━━━ DATA RECORDS
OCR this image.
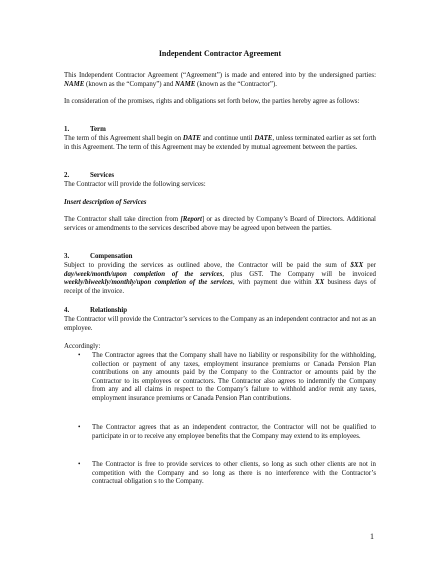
Independent Contractor Agreement
This Independent Contractor Agreement (“Agreement”) is made and entered into by the undersigned parties: NAME (known as the “Company”) and NAME (known as the “Contractor”).
In consideration of the promises, rights and obligations set forth below, the parties hereby agree as follows:
1.	Term
The term of this Agreement shall begin on DATE and continue until DATE, unless terminated earlier as set forth in this Agreement. The term of this Agreement may be extended by mutual agreement between the parties.
2.	Services
The Contractor will provide the following services:
Insert description of Services
The Contractor shall take direction from [Report] or as directed by Company’s Board of Directors. Additional services or amendments to the services described above may be agreed upon between the parties.
3.	Compensation
Subject to providing the services as outlined above, the Contractor will be paid the sum of $XX per day/week/month/upon completion of the services, plus GST. The Company will be invoiced weekly/biweekly/monthly/upon completion of the services, with payment due within XX business days of receipt of the invoice.
4.	Relationship
The Contractor will provide the Contractor’s services to the Company as an independent contractor and not as an employee.
Accordingly:
• The Contractor agrees that the Company shall have no liability or responsibility for the withholding, collection or payment of any taxes, employment insurance premiums or Canada Pension Plan contributions on any amounts paid by the Company to the Contractor or amounts paid by the Contractor to its employees or contractors. The Contractor also agrees to indemnify the Company from any and all claims in respect to the Company’s failure to withhold and/or remit any taxes, employment insurance premiums or Canada Pension Plan contributions.
• The Contractor agrees that as an independent contractor, the Contractor will not be qualified to participate in or to receive any employee benefits that the Company may extend to its employees.
• The Contractor is free to provide services to other clients, so long as such other clients are not in competition with the Company and so long as there is no interference with the Contractor’s contractual obligation s to the Company.
1
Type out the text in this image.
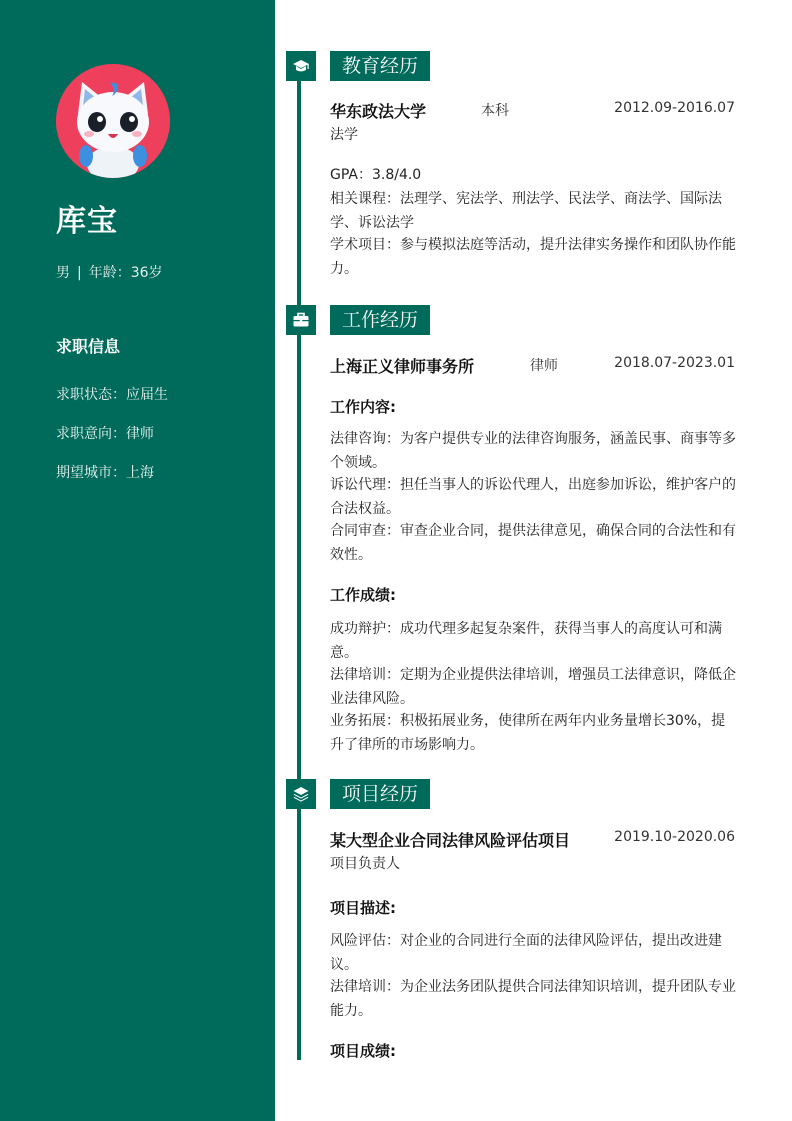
库宝
男 | 年龄：36岁
求职信息
求职状态：应届生
求职意向：律师
期望城市：上海
教育经历
华东政法大学	本科	2012.09-2016.07
法学
GPA：3.8/4.0
相关课程：法理学、宪法学、刑法学、民法学、商法学、国际法学、诉讼法学
学术项目：参与模拟法庭等活动，提升法律实务操作和团队协作能力。
工作经历
上海正义律师事务所	律师	2018.07-2023.01
工作内容:
法律咨询：为客户提供专业的法律咨询服务，涵盖民事、商事等多个领域。
诉讼代理：担任当事人的诉讼代理人，出庭参加诉讼，维护客户的合法权益。
合同审查：审查企业合同，提供法律意见，确保合同的合法性和有效性。
工作成绩:
成功辩护：成功代理多起复杂案件，获得当事人的高度认可和满意。
法律培训：定期为企业提供法律培训，增强员工法律意识，降低企业法律风险。
业务拓展：积极拓展业务，使律所在两年内业务量增长30%，提升了律所的市场影响力。
项目经历
某大型企业合同法律风险评估项目	2019.10-2020.06
项目负责人
项目描述:
风险评估：对企业的合同进行全面的法律风险评估，提出改进建议。
法律培训：为企业法务团队提供合同法律知识培训，提升团队专业能力。
项目成绩:
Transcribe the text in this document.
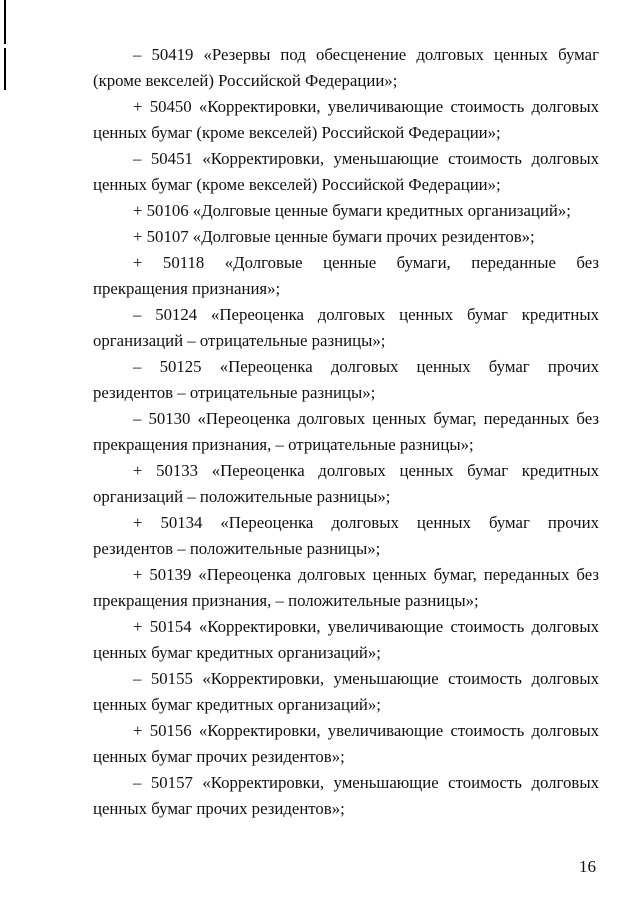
– 50419 «Резервы под обесценение долговых ценных бумаг (кроме векселей) Российской Федерации»;

+ 50450 «Корректировки, увеличивающие стоимость долговых ценных бумаг (кроме векселей) Российской Федерации»;

– 50451 «Корректировки, уменьшающие стоимость долговых ценных бумаг (кроме векселей) Российской Федерации»;

+ 50106 «Долговые ценные бумаги кредитных организаций»;

+ 50107 «Долговые ценные бумаги прочих резидентов»;

+ 50118 «Долговые ценные бумаги, переданные без прекращения признания»;

– 50124 «Переоценка долговых ценных бумаг кредитных организаций – отрицательные разницы»;

– 50125 «Переоценка долговых ценных бумаг прочих резидентов – отрицательные разницы»;

– 50130 «Переоценка долговых ценных бумаг, переданных без прекращения признания, – отрицательные разницы»;

+ 50133 «Переоценка долговых ценных бумаг кредитных организаций – положительные разницы»;

+ 50134 «Переоценка долговых ценных бумаг прочих резидентов – положительные разницы»;

+ 50139 «Переоценка долговых ценных бумаг, переданных без прекращения признания, – положительные разницы»;

+ 50154 «Корректировки, увеличивающие стоимость долговых ценных бумаг кредитных организаций»;

– 50155 «Корректировки, уменьшающие стоимость долговых ценных бумаг кредитных организаций»;

+ 50156 «Корректировки, увеличивающие стоимость долговых ценных бумаг прочих резидентов»;

– 50157 «Корректировки, уменьшающие стоимость долговых ценных бумаг прочих резидентов»;

16
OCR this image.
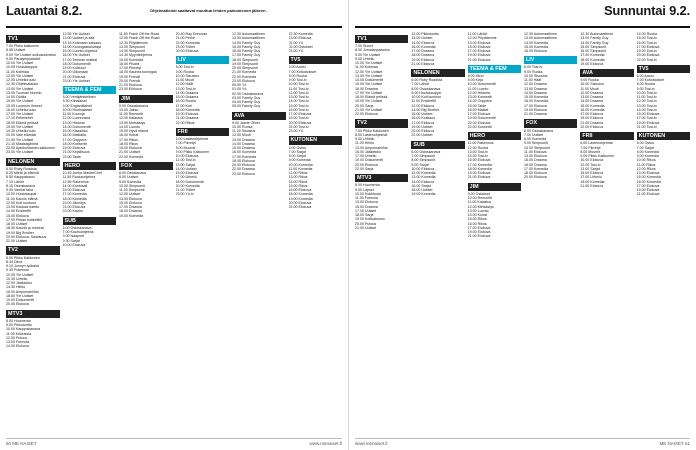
Lauantai 8.2.	Ohjelmatiedot saattavat muuttua lehden painomenon jälkeen.
TV1
7.00 Pikku kakkonen
8.55 Uutiset
9.00 Yle Uutiset selkosuomeksi
9.05 Paralympialaiset
10.00 Yle Uutiset
10.05 Huutokauppa
11.00 Kotimaa
12.00 Yle Uutiset
12.05 Urheiluruutu
12.30 Ohjelmatauko
13.00 Yle Uutiset
13.05 Tuomari Nurmio
14.00 Olotila
15.00 Yle Uutiset
15.05 Luonnon ihmeet
16.00 Urheiluruutu
17.00 Yle Uutiset
17.10 Pelimiehet
18.00 Elämä pelissä
19.00 Yle Uutiset
19.30 Urheiluruutu
20.00 Vain elämää
21.00 Yle Uutiset
21.10 Maalaisjärkeä
22.00 Ajankohtainen kakkonen
23.00 Yle Uutiset
NELONEN
6.00 Ruby Roadsta
6.25 Mietä ja eläimiä
6.50 Kauppakassi
7.10 Lähiöt
8.15 Ostoskanava
9.00 Vanhat talot
10.00 Huutokaupat
11.00 Kaunis elämä
12.00 Koti kuntoon
13.00 Kaukaa haettu
14.00 Ensitreffit
15.00 Elokuva
17.00 Pirkan kotikeittiö
18.00 Uutiset
18.30 Kauniit ja rohkeat
19.00 Big Brother
20.00 Elokuva: Salaisuus
22.00 Uutiset
TV2
6.50 Pikku Kakkonen
8.34 Dinot
9.10 Jonnyn työkalut
9.35 Pokemon
10.05 Yle Uutiset
10.30 Urheilu
12.00 Jääkiekko
14.30 Hiihto
16.00 Ampumahiihto
18.00 Yle Uutiset
19.00 Dokumentti
20.00 Elokuva
MTV3
8.00 Huomenta
9.00 Pikkutonttu
10.00 Kauppakanava
11.00 Kokkisota
12.00 Putous
13.00 Formula
14.00 Elokuva
12.55 Yle Uutiset
13.00 Uutiset ja sää
13.15 Kotimaan katsaus
14.00 Kuningaskuluttaja
15.00 Luonto-ohjelma
16.00 Yle Uutiset
17.00 Teeman matkat
18.00 Dokumentti
19.00 Kulttuuri
20.00 Ulkomaat
21.00 Elokuva
23.00 Yle Uutiset
TEEMA & FEM
8.00 Venäjänkielinen
8.30 Kiinalaiset
9.00 Englantilaiset
10.00 Ruotsalaiset
11.00 Kuoroja
12.00 Luonnossa
13.00 Historia
14.00 Dokumentit
15.00 Klassikko
16.00 Matkalla
17.00 Ooppera
18.00 Konsertti
19.00 Elokuva
21.00 Kirjallisuus
22.00 Taide
HERO
10.45 Junior MasterChef
11.50 Ruokaohjelma
12.55 Rakennus
14.00 Kuntosali
15.00 Elokuva
17.00 Komedia
18.00 Komedia
19.00 Jännitys
21.00 Elokuva
23.00 Kauhu
SUB
6.00 Ostoskanava
7.00 Kauhuohjelma
9.00 Naapurit
9.30 Sarjat
10.00 Elokuva
11.50 Frank Off the Road
12.00 Frank Off the Road
12.30 Pöytätennis
13.00 Simpsonit
14.00 Simpsonit
14.30 Myyntiohjelma
15.00 Komedia
16.00 Pisara
17.00 Piirretyt
18.00 Kauhea kuningas
19.00 Frendit
20.00 Frendit
21.00 Elokuva
23.00 Elokuva
JIM
9.00 Ostoskanava
10.00 Jakso
11.00 Remontti
12.00 Kalastus
13.00 Metsästys
14.00 Luonto
15.00 Hyvä elämä
16.00 Koirat
17.00 Rikos
18.00 Rikos
19.00 Elokuva
21.00 Uutiset
22.00 Komedia
FOX
6.00 Ostokanava
8.00 Uutiset
9.00 Komedia
10.00 Simpsonit
11.00 Simpsonit
12.00 Uutiset
13.00 Elokuva
15.00 Elokuva
17.00 Draama
18.00 Draama
19.00 Komedia
20.40 Ray Donovan
21.00 Perhe
22.00 Komedia
23.00 Trilleri
00.00 Elokuva
LIV
8.00 Tosi-tv
9.00 Ruoka
10.00 Sisustus
11.00 Muoti
12.00 Häät
13.00 Tosi-tv
14.00 Draama
15.00 Draama
16.00 Ruoka
17.00 Koti
18.00 Komedia
19.00 Elokuva
21.00 Draama
22.00 Rikos
FRII
6.00 Lastenohjelmat
7.00 Piirretyt
8.00 Muumit
9.00 Pikku Kakkonen
10.00 Elokuva
12.00 Tosi-tv
13.00 Sarjat
14.00 Uutiset
15.00 Elokuva
17.00 Urheilu
18.00 Dokumentti
20.00 Komedia
21.00 Trilleri
23.00 Yö-tv
12.30 Automaattinen
13.00 Automaattinen
14.00 Family Guy
15.00 Family Guy
16.00 Family Guy
17.00 Family Guy
18.00 Simpsonit
19.00 Simpsonit
20.00 Simpsonit
21.00 Komedia
22.00 Komedia
23.00 Elokuva
00.00 Yö
01.00 Yö
02.00 Ostoskanava
03.00 Family Guy
04.00 Family Guy
05.00 Family Guy
AVA
9.00 Jamie Oliver
10.00 Ruoka
11.00 Sisustus
12.00 Muoti
13.00 Draama
14.00 Draama
15.00 Draama
16.00 Komedia
17.00 Komedia
18.00 Elokuva
20.00 Elokuva
22.00 Draama
23.00 Elokuva
22.30 Komedia
23.00 Elokuva
01.00 Yö
02.00 Ostokset
03.00 Yö
TV5
6.00 Aamu
7.00 Kotiostokset
8.00 Ruoka
9.00 Tosi-tv
10.00 Tosi-tv
11.00 Tosi-tv
12.00 Tosi-tv
13.00 Tosi-tv
14.00 Tosi-tv
15.00 Tosi-tv
16.00 Tosi-tv
17.00 Elokuva
19.00 Tosi-tv
20.00 Elokuva
22.00 Tosi-tv
23.00 Yö
KUTONEN
6.00 Ostos
7.00 Sarjat
8.00 Sarjat
9.00 Komedia
10.00 Komedia
11.00 Komedia
12.00 Rikos
13.00 Rikos
14.00 Rikos
15.00 Rikos
16.00 Elokuva
18.00 Komedia
19.00 Komedia
20.00 Elokuva
22.00 Elokuva
60 ME NAISET	www.menaiset.fi
Sunnuntai 9.2.
TV1
7.00 Suomi
8.00 Jumalanpalvelus
9.00 Yle Uutiset
9.05 Urheilu
10.00 Yle Uutiset
11.00 Kotimaa
12.00 Yle Uutiset
13.00 Yle Uutiset
14.00 Dokumentti
15.00 Yle Uutiset
16.00 Draama
17.00 Yle Uutiset
18.00 Elämä pelissä
19.00 Yle Uutiset
20.00 Sarja
21.00 Yle Uutiset
22.00 Elokuva
TV2
7.00 Pikku Kakkonen
8.00 Lastenohjelmat
9.00 Urheilu
11.00 Hiihto
13.00 Ampumahiihto
15.00 Jääkiekko
17.00 Urheilu
19.00 Dokumentti
20.00 Elokuva
22.00 Sarja
MTV3
8.00 Huomenta
9.00 Lapset
10.00 Kokkisota
11.00 Formula
13.00 Elokuva
15.00 Draama
17.00 Uutiset
18.00 Sarja
19.00 Kotikatsomo
20.00 Putous
21.00 Uutiset
12.00 Pikkutonttu
13.00 Uutiset
14.00 Elokuva
16.00 Komedia
17.00 Draama
18.00 Draama
19.00 Elokuva
21.00 Elokuva
NELONEN
6.00 Ruby Roadsta
7.00 Lähiöt
8.00 Ostoskanava
9.00 Huutokauppa
10.00 Koti kuntoon
11.00 Ensitreffit
12.00 Elokuva
14.00 Big Brother
15.00 Uutiset
16.00 Kokkaus
17.00 Elokuva
19.00 Uutiset
20.00 Elokuva
22.00 Uutiset
SUB
6.00 Ostoskanava
7.00 Simpsonit
8.00 Simpsonit
9.00 Sarjat
10.00 Elokuva
12.00 Komedia
13.00 Komedia
14.00 Elokuva
16.00 Sarjat
18.00 Uutiset
19.00 Komedia
11.00 Lähiöt
12.00 Pöytätennis
13.00 Elokuva
15.00 Elokuva
17.00 Elokuva
19.00 Elokuva
21.00 Elokuva
TEEMA & FEM
8.00 Mind
9.00 Kirja
10.00 Dokumentti
11.00 Luonto
12.00 Historia
13.00 Konsertti
14.00 Ooppera
15.00 Taide
16.00 Matkat
17.00 Elokuva
19.00 Dokumentti
20.00 Elokuva
22.00 Konsertti
HERO
11.00 Rakennus
12.00 Ruoka
13.00 Tosi-tv
14.00 Tosi-tv
15.00 Elokuva
17.00 Komedia
18.00 Komedia
19.00 Elokuva
21.00 Elokuva
JIM
9.00 Ostokset
10.00 Remontti
11.00 Kalastus
12.00 Metsästys
13.00 Luonto
14.00 Koirat
15.00 Rikos
16.00 Rikos
17.00 Elokuva
19.00 Elokuva
21.00 Elokuva
12.30 Automaattinen
13.00 Automaattinen
14.00 Komedia
15.00 Komedia
16.00 Elokuva
LIV
8.00 Tosi-tv
9.00 Ruoka
10.00 Sisustus
11.00 Häät
12.00 Draama
13.00 Draama
14.00 Draama
15.00 Komedia
16.00 Komedia
17.00 Elokuva
19.00 Elokuva
21.00 Draama
FOX
6.00 Ostoskanava
7.00 Uutiset
8.00 Komedia
9.00 Simpsonit
10.00 Simpsonit
11.00 Elokuva
13.00 Elokuva
15.00 Draama
16.00 Draama
17.00 Komedia
18.00 Elokuva
20.00 Elokuva
12.30 Automaattinen
13.00 Family Guy
14.00 Family Guy
15.00 Simpsonit
16.00 Simpsonit
17.00 Komedia
18.00 Komedia
19.00 Elokuva
AVA
9.00 Ruoka
10.00 Sisustus
11.00 Muoti
12.00 Draama
13.00 Draama
14.00 Draama
15.00 Komedia
16.00 Komedia
17.00 Elokuva
19.00 Elokuva
21.00 Draama
22.00 Elokuva
FRII
6.00 Lastenohjelmat
7.00 Piirretyt
8.00 Muumit
9.00 Pikku Kakkonen
10.00 Elokuva
12.00 Tosi-tv
13.00 Sarjat
15.00 Elokuva
17.00 Urheilu
19.00 Komedia
21.00 Elokuva
14.00 Ruoka
15.00 Tosi-tv
16.00 Tosi-tv
17.00 Elokuva
19.00 Tosi-tv
20.00 Elokuva
22.00 Tosi-tv
TV5
6.00 Aamu
7.00 Kotiostokset
8.00 Ruoka
9.00 Tosi-tv
10.00 Tosi-tv
11.00 Tosi-tv
12.00 Tosi-tv
13.00 Tosi-tv
14.00 Tosi-tv
15.00 Elokuva
17.00 Tosi-tv
19.00 Elokuva
21.00 Tosi-tv
KUTONEN
6.00 Ostos
7.00 Sarjat
8.00 Komedia
9.00 Komedia
10.00 Rikos
11.00 Rikos
12.00 Rikos
13.00 Elokuva
15.00 Komedia
16.00 Komedia
17.00 Elokuva
19.00 Elokuva
21.00 Elokuva
www.menaiset.fi	ME NAISET 61
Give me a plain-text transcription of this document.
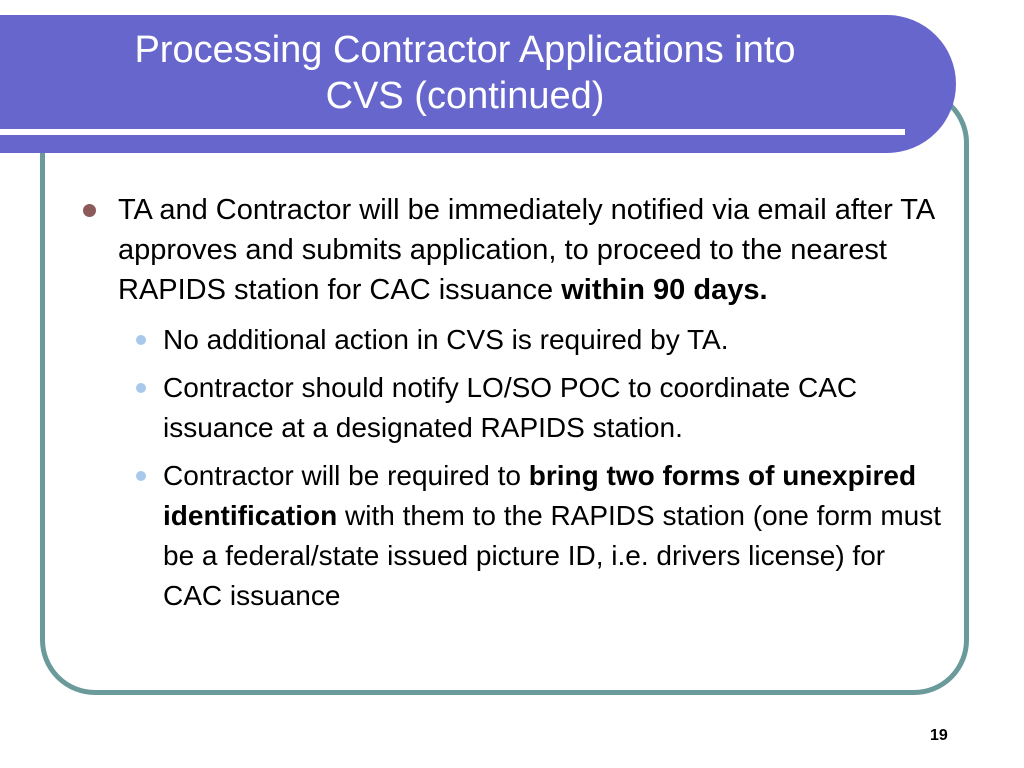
Processing Contractor Applications into
CVS (continued)
TA and Contractor will be immediately notified via email after TA approves and submits application, to proceed to the nearest RAPIDS station for CAC issuance within 90 days.
No additional action in CVS is required by TA.
Contractor should notify LO/SO POC to coordinate CAC issuance at a designated RAPIDS station.
Contractor will be required to bring two forms of unexpired identification with them to the RAPIDS station (one form must be a federal/state issued picture ID, i.e. drivers license) for CAC issuance
19
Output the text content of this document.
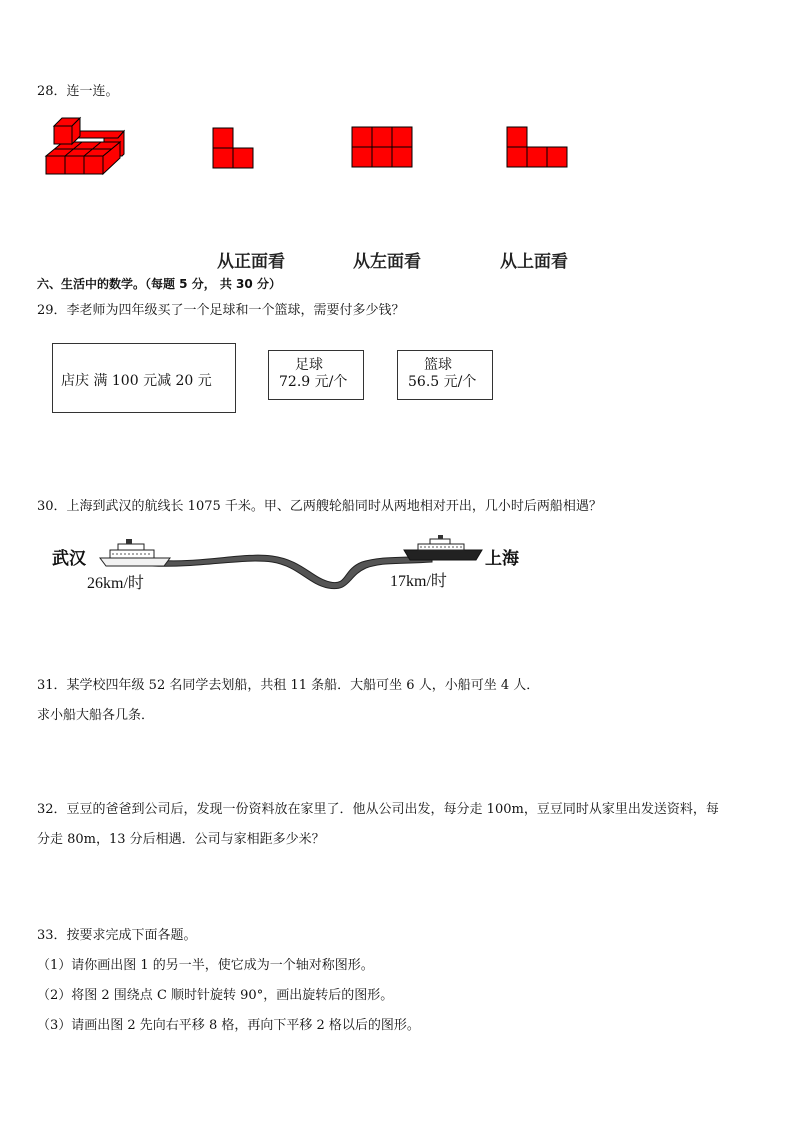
28．连一连。
从正面看	从左面看	从上面看
六、生活中的数学。（每题 5 分， 共 30 分）
29．李老师为四年级买了一个足球和一个篮球，需要付多少钱？
店庆 满 100 元减 20 元
足球
72.9 元/个
篮球
56.5 元/个
30．上海到武汉的航线长 1075 千米。甲、乙两艘轮船同时从两地相对开出，几小时后两船相遇？
武汉	上海
26km/时	17km/时
31．某学校四年级 52 名同学去划船，共租 11 条船．大船可坐 6 人，小船可坐 4 人．
求小船大船各几条．
32．豆豆的爸爸到公司后，发现一份资料放在家里了．他从公司出发，每分走 100m，豆豆同时从家里出发送资料，每
分走 80m，13 分后相遇．公司与家相距多少米？
33．按要求完成下面各题。
（1）请你画出图 1 的另一半，使它成为一个轴对称图形。
（2）将图 2 围绕点 C 顺时针旋转 90°，画出旋转后的图形。
（3）请画出图 2 先向右平移 8 格，再向下平移 2 格以后的图形。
━━━━━━
PROBLEM TO WORK ON:
From the listing above, copy out each line where the word "employees" appears.

OUTPUT:
• The Contractor agrees that the Company shall have no liability or responsibility for the withholding, collection or payment of any taxes, employment insurance premiums or Canada Pension Plan contributions on any amounts paid by the Company to the Contractor or amounts paid by the Contractor to its employees or contractors. The Contractor also agrees to indemnify the Company from any and all claims in respect to the Company’s failure to withhold and/or remit any taxes, employment insurance premiums or Canada Pension Plan contributions.
• The Contractor agrees that as an independent contractor, the Contractor will not be qualified to participate in or to receive any employee benefits that the Company may extend to its employees.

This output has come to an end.